■ What needs to be done: The entries that follow should be written out exactly.

Stored data:
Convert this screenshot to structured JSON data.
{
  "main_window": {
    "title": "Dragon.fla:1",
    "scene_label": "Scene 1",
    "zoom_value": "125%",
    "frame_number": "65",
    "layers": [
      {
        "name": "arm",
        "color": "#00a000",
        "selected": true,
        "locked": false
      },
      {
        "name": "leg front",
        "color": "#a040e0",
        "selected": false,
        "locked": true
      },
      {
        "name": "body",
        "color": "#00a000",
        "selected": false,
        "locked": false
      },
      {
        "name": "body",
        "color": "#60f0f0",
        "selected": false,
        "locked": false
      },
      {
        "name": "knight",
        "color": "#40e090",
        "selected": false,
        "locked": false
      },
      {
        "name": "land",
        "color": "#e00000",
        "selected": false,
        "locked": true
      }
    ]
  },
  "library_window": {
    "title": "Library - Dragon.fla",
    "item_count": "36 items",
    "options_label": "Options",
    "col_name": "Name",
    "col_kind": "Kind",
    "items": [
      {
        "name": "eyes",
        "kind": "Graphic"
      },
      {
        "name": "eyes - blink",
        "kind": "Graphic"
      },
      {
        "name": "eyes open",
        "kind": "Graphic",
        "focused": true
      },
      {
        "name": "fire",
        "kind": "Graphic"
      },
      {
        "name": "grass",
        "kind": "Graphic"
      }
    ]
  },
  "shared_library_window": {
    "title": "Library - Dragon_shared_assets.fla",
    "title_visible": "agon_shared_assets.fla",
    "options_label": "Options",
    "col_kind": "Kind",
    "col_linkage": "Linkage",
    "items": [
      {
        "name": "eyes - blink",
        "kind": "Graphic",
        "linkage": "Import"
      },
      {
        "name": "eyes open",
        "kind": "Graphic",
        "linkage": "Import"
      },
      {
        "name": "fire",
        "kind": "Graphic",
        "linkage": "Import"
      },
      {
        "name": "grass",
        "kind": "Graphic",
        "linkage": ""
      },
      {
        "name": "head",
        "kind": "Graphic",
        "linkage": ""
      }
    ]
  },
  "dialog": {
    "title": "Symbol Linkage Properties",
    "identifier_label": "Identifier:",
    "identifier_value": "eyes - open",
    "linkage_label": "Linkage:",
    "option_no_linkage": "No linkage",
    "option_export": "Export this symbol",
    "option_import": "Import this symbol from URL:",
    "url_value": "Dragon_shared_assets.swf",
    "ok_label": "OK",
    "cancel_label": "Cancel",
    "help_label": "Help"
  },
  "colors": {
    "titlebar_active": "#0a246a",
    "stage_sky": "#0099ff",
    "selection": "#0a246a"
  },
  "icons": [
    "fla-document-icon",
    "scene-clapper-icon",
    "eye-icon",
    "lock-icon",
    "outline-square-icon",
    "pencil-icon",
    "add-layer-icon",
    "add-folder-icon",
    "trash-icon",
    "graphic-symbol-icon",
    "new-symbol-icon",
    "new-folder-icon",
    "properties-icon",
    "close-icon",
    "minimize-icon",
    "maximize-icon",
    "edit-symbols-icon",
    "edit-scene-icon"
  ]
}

■ Answer:
Convert this screenshot to structured JSON data.
{
  "main_window": {
    "title": "Dragon.fla:1",
    "scene_label": "Scene 1",
    "zoom_value": "125%",
    "frame_number": "65",
    "layers": [
      {
        "name": "arm",
        "color": "#00a000",
        "selected": true,
        "locked": false
      },
      {
        "name": "leg front",
        "color": "#a040e0",
        "selected": false,
        "locked": true
      },
      {
        "name": "body",
        "color": "#00a000",
        "selected": false,
        "locked": false
      },
      {
        "name": "body",
        "color": "#60f0f0",
        "selected": false,
        "locked": false
      },
      {
        "name": "knight",
        "color": "#40e090",
        "selected": false,
        "locked": false
      },
      {
        "name": "land",
        "color": "#e00000",
        "selected": false,
        "locked": true
      }
    ]
  },
  "library_window": {
    "title": "Library - Dragon.fla",
    "item_count": "36 items",
    "options_label": "Options",
    "col_name": "Name",
    "col_kind": "Kind",
    "items": [
      {
        "name": "eyes",
        "kind": "Graphic"
      },
      {
        "name": "eyes - blink",
        "kind": "Graphic"
      },
      {
        "name": "eyes open",
        "kind": "Graphic",
        "focused": true
      },
      {
        "name": "fire",
        "kind": "Graphic"
      },
      {
        "name": "grass",
        "kind": "Graphic"
      }
    ]
  },
  "shared_library_window": {
    "title": "Library - Dragon_shared_assets.fla",
    "title_visible": "agon_shared_assets.fla",
    "options_label": "Options",
    "col_kind": "Kind",
    "col_linkage": "Linkage",
    "items": [
      {
        "name": "eyes - blink",
        "kind": "Graphic",
        "linkage": "Import"
      },
      {
        "name": "eyes open",
        "kind": "Graphic",
        "linkage": "Import"
      },
      {
        "name": "fire",
        "kind": "Graphic",
        "linkage": "Import"
      },
      {
        "name": "grass",
        "kind": "Graphic",
        "linkage": ""
      },
      {
        "name": "head",
        "kind": "Graphic",
        "linkage": ""
      }
    ]
  },
  "dialog": {
    "title": "Symbol Linkage Properties",
    "identifier_label": "Identifier:",
    "identifier_value": "eyes - open",
    "linkage_label": "Linkage:",
    "option_no_linkage": "No linkage",
    "option_export": "Export this symbol",
    "option_import": "Import this symbol from URL:",
    "url_value": "Dragon_shared_assets.swf",
    "ok_label": "OK",
    "cancel_label": "Cancel",
    "help_label": "Help"
  },
  "colors": {
    "titlebar_active": "#0a246a",
    "stage_sky": "#0099ff",
    "selection": "#0a246a"
  },
  "icons": [
    "fla-document-icon",
    "scene-clapper-icon",
    "eye-icon",
    "lock-icon",
    "outline-square-icon",
    "pencil-icon",
    "add-layer-icon",
    "add-folder-icon",
    "trash-icon",
    "graphic-symbol-icon",
    "new-symbol-icon",
    "new-folder-icon",
    "properties-icon",
    "close-icon",
    "minimize-icon",
    "maximize-icon",
    "edit-symbols-icon",
    "edit-scene-icon"
  ]
}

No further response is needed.